* _Work to do_
Omit the pictures from the entries below and retype everything else exactly.

[Start]

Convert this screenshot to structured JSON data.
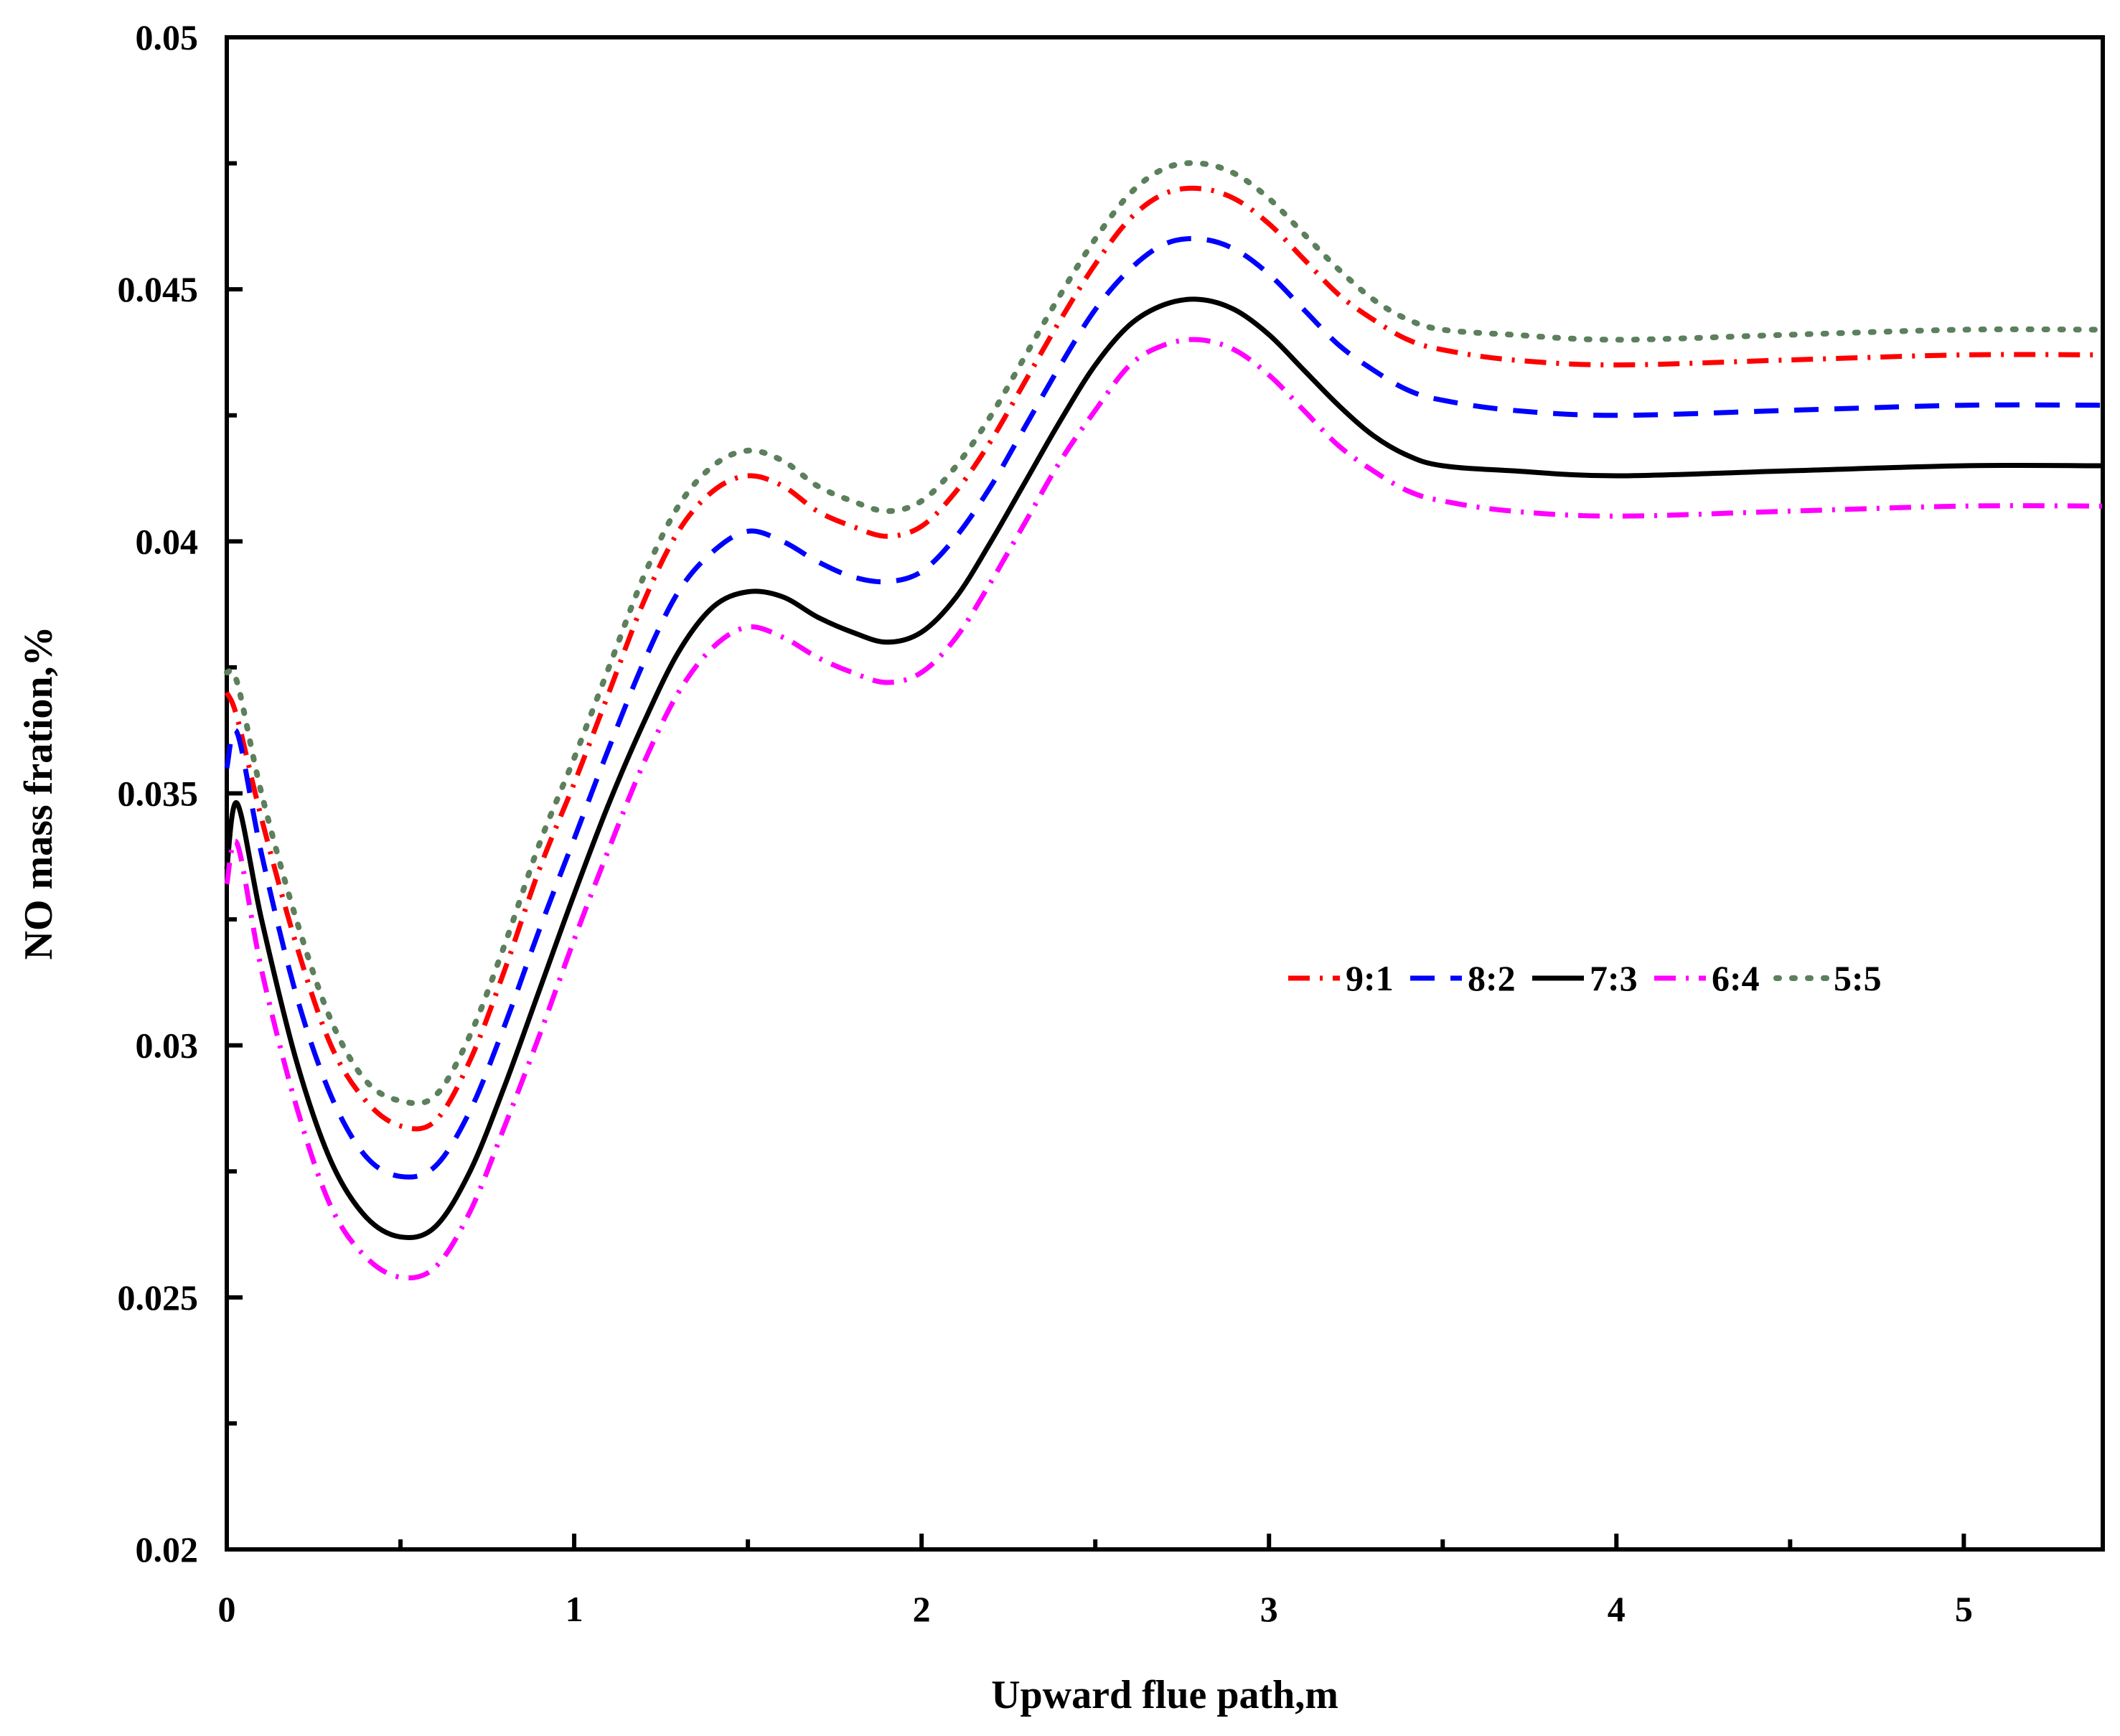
{
  "chart_data": {
    "type": "line",
    "title": "",
    "xlabel": "Upward flue path,m",
    "ylabel": "NO mass fration,%",
    "xlim": [
      0,
      5.4
    ],
    "ylim": [
      0.02,
      0.05
    ],
    "x_ticks": [
      0,
      1,
      2,
      3,
      4,
      5
    ],
    "x_tick_labels": [
      "0",
      "1",
      "2",
      "3",
      "4",
      "5"
    ],
    "y_ticks": [
      0.02,
      0.025,
      0.03,
      0.035,
      0.04,
      0.045,
      0.05
    ],
    "y_tick_labels": [
      "0.02",
      "0.025",
      "0.03",
      "0.035",
      "0.04",
      "0.045",
      "0.05"
    ],
    "grid": false,
    "legend_position": "center-right",
    "x": [
      0.0,
      0.03,
      0.1,
      0.2,
      0.3,
      0.4,
      0.5,
      0.6,
      0.7,
      0.8,
      0.9,
      1.0,
      1.1,
      1.2,
      1.3,
      1.4,
      1.5,
      1.6,
      1.7,
      1.8,
      1.9,
      2.0,
      2.1,
      2.2,
      2.3,
      2.4,
      2.5,
      2.6,
      2.7,
      2.8,
      2.9,
      3.0,
      3.1,
      3.2,
      3.3,
      3.4,
      3.5,
      3.7,
      4.0,
      4.5,
      5.0,
      5.4
    ],
    "series": [
      {
        "name": "9:1",
        "color": "#ff0000",
        "dash": "dash-dot",
        "values": [
          0.037,
          0.0365,
          0.0345,
          0.032,
          0.03,
          0.0289,
          0.0284,
          0.0285,
          0.0297,
          0.0315,
          0.0335,
          0.0352,
          0.037,
          0.0388,
          0.0402,
          0.041,
          0.0413,
          0.0411,
          0.0406,
          0.0403,
          0.0401,
          0.0403,
          0.041,
          0.042,
          0.0432,
          0.0444,
          0.0455,
          0.0464,
          0.0469,
          0.047,
          0.0468,
          0.0463,
          0.0456,
          0.0449,
          0.0444,
          0.044,
          0.0438,
          0.0436,
          0.0435,
          0.0436,
          0.0437,
          0.0437
        ]
      },
      {
        "name": "8:2",
        "color": "#0000ff",
        "dash": "dash",
        "values": [
          0.0355,
          0.0362,
          0.0338,
          0.031,
          0.029,
          0.0278,
          0.0274,
          0.0276,
          0.0287,
          0.0304,
          0.0323,
          0.0341,
          0.0359,
          0.0376,
          0.039,
          0.0398,
          0.0402,
          0.04,
          0.0396,
          0.0393,
          0.0392,
          0.0394,
          0.0401,
          0.0411,
          0.0423,
          0.0435,
          0.0446,
          0.0454,
          0.0459,
          0.046,
          0.0458,
          0.0453,
          0.0446,
          0.0439,
          0.0434,
          0.043,
          0.0428,
          0.0426,
          0.0425,
          0.0426,
          0.0427,
          0.0427
        ]
      },
      {
        "name": "7:3",
        "color": "#000000",
        "dash": "solid",
        "values": [
          0.0335,
          0.0348,
          0.0325,
          0.0297,
          0.0277,
          0.0266,
          0.0262,
          0.0264,
          0.0275,
          0.0292,
          0.0311,
          0.033,
          0.0348,
          0.0364,
          0.0378,
          0.0387,
          0.039,
          0.0389,
          0.0385,
          0.0382,
          0.038,
          0.0382,
          0.0389,
          0.04,
          0.0412,
          0.0424,
          0.0435,
          0.0443,
          0.0447,
          0.0448,
          0.0446,
          0.0441,
          0.0434,
          0.0427,
          0.0421,
          0.0417,
          0.0415,
          0.0414,
          0.0413,
          0.0414,
          0.0415,
          0.0415
        ]
      },
      {
        "name": "6:4",
        "color": "#ff00ff",
        "dash": "dash-dot",
        "values": [
          0.0332,
          0.034,
          0.0315,
          0.0288,
          0.0268,
          0.0258,
          0.0254,
          0.0256,
          0.0267,
          0.0284,
          0.0302,
          0.0321,
          0.0339,
          0.0356,
          0.037,
          0.0379,
          0.0383,
          0.0381,
          0.0377,
          0.0374,
          0.0372,
          0.0374,
          0.0381,
          0.0392,
          0.0404,
          0.0416,
          0.0426,
          0.0435,
          0.0439,
          0.044,
          0.0438,
          0.0433,
          0.0426,
          0.0419,
          0.0414,
          0.041,
          0.0408,
          0.0406,
          0.0405,
          0.0406,
          0.0407,
          0.0407
        ]
      },
      {
        "name": "5:5",
        "color": "#5c7f5c",
        "dash": "dot",
        "values": [
          0.0374,
          0.0372,
          0.035,
          0.0325,
          0.0305,
          0.0293,
          0.0289,
          0.029,
          0.0302,
          0.032,
          0.034,
          0.0357,
          0.0375,
          0.0393,
          0.0407,
          0.0415,
          0.0418,
          0.0416,
          0.0411,
          0.0408,
          0.0406,
          0.0408,
          0.0415,
          0.0425,
          0.0437,
          0.0449,
          0.046,
          0.0469,
          0.0474,
          0.0475,
          0.0473,
          0.0468,
          0.0461,
          0.0454,
          0.0448,
          0.0444,
          0.0442,
          0.0441,
          0.044,
          0.0441,
          0.0442,
          0.0442
        ]
      }
    ]
  }
}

[End]

* _Correct answer_
Convert this screenshot to structured JSON data.
{
  "chart_data": {
    "type": "line",
    "title": "",
    "xlabel": "Upward flue path,m",
    "ylabel": "NO mass fration,%",
    "xlim": [
      0,
      5.4
    ],
    "ylim": [
      0.02,
      0.05
    ],
    "x_ticks": [
      0,
      1,
      2,
      3,
      4,
      5
    ],
    "x_tick_labels": [
      "0",
      "1",
      "2",
      "3",
      "4",
      "5"
    ],
    "y_ticks": [
      0.02,
      0.025,
      0.03,
      0.035,
      0.04,
      0.045,
      0.05
    ],
    "y_tick_labels": [
      "0.02",
      "0.025",
      "0.03",
      "0.035",
      "0.04",
      "0.045",
      "0.05"
    ],
    "grid": false,
    "legend_position": "center-right",
    "x": [
      0.0,
      0.03,
      0.1,
      0.2,
      0.3,
      0.4,
      0.5,
      0.6,
      0.7,
      0.8,
      0.9,
      1.0,
      1.1,
      1.2,
      1.3,
      1.4,
      1.5,
      1.6,
      1.7,
      1.8,
      1.9,
      2.0,
      2.1,
      2.2,
      2.3,
      2.4,
      2.5,
      2.6,
      2.7,
      2.8,
      2.9,
      3.0,
      3.1,
      3.2,
      3.3,
      3.4,
      3.5,
      3.7,
      4.0,
      4.5,
      5.0,
      5.4
    ],
    "series": [
      {
        "name": "9:1",
        "color": "#ff0000",
        "dash": "dash-dot",
        "values": [
          0.037,
          0.0365,
          0.0345,
          0.032,
          0.03,
          0.0289,
          0.0284,
          0.0285,
          0.0297,
          0.0315,
          0.0335,
          0.0352,
          0.037,
          0.0388,
          0.0402,
          0.041,
          0.0413,
          0.0411,
          0.0406,
          0.0403,
          0.0401,
          0.0403,
          0.041,
          0.042,
          0.0432,
          0.0444,
          0.0455,
          0.0464,
          0.0469,
          0.047,
          0.0468,
          0.0463,
          0.0456,
          0.0449,
          0.0444,
          0.044,
          0.0438,
          0.0436,
          0.0435,
          0.0436,
          0.0437,
          0.0437
        ]
      },
      {
        "name": "8:2",
        "color": "#0000ff",
        "dash": "dash",
        "values": [
          0.0355,
          0.0362,
          0.0338,
          0.031,
          0.029,
          0.0278,
          0.0274,
          0.0276,
          0.0287,
          0.0304,
          0.0323,
          0.0341,
          0.0359,
          0.0376,
          0.039,
          0.0398,
          0.0402,
          0.04,
          0.0396,
          0.0393,
          0.0392,
          0.0394,
          0.0401,
          0.0411,
          0.0423,
          0.0435,
          0.0446,
          0.0454,
          0.0459,
          0.046,
          0.0458,
          0.0453,
          0.0446,
          0.0439,
          0.0434,
          0.043,
          0.0428,
          0.0426,
          0.0425,
          0.0426,
          0.0427,
          0.0427
        ]
      },
      {
        "name": "7:3",
        "color": "#000000",
        "dash": "solid",
        "values": [
          0.0335,
          0.0348,
          0.0325,
          0.0297,
          0.0277,
          0.0266,
          0.0262,
          0.0264,
          0.0275,
          0.0292,
          0.0311,
          0.033,
          0.0348,
          0.0364,
          0.0378,
          0.0387,
          0.039,
          0.0389,
          0.0385,
          0.0382,
          0.038,
          0.0382,
          0.0389,
          0.04,
          0.0412,
          0.0424,
          0.0435,
          0.0443,
          0.0447,
          0.0448,
          0.0446,
          0.0441,
          0.0434,
          0.0427,
          0.0421,
          0.0417,
          0.0415,
          0.0414,
          0.0413,
          0.0414,
          0.0415,
          0.0415
        ]
      },
      {
        "name": "6:4",
        "color": "#ff00ff",
        "dash": "dash-dot",
        "values": [
          0.0332,
          0.034,
          0.0315,
          0.0288,
          0.0268,
          0.0258,
          0.0254,
          0.0256,
          0.0267,
          0.0284,
          0.0302,
          0.0321,
          0.0339,
          0.0356,
          0.037,
          0.0379,
          0.0383,
          0.0381,
          0.0377,
          0.0374,
          0.0372,
          0.0374,
          0.0381,
          0.0392,
          0.0404,
          0.0416,
          0.0426,
          0.0435,
          0.0439,
          0.044,
          0.0438,
          0.0433,
          0.0426,
          0.0419,
          0.0414,
          0.041,
          0.0408,
          0.0406,
          0.0405,
          0.0406,
          0.0407,
          0.0407
        ]
      },
      {
        "name": "5:5",
        "color": "#5c7f5c",
        "dash": "dot",
        "values": [
          0.0374,
          0.0372,
          0.035,
          0.0325,
          0.0305,
          0.0293,
          0.0289,
          0.029,
          0.0302,
          0.032,
          0.034,
          0.0357,
          0.0375,
          0.0393,
          0.0407,
          0.0415,
          0.0418,
          0.0416,
          0.0411,
          0.0408,
          0.0406,
          0.0408,
          0.0415,
          0.0425,
          0.0437,
          0.0449,
          0.046,
          0.0469,
          0.0474,
          0.0475,
          0.0473,
          0.0468,
          0.0461,
          0.0454,
          0.0448,
          0.0444,
          0.0442,
          0.0441,
          0.044,
          0.0441,
          0.0442,
          0.0442
        ]
      }
    ]
  }
}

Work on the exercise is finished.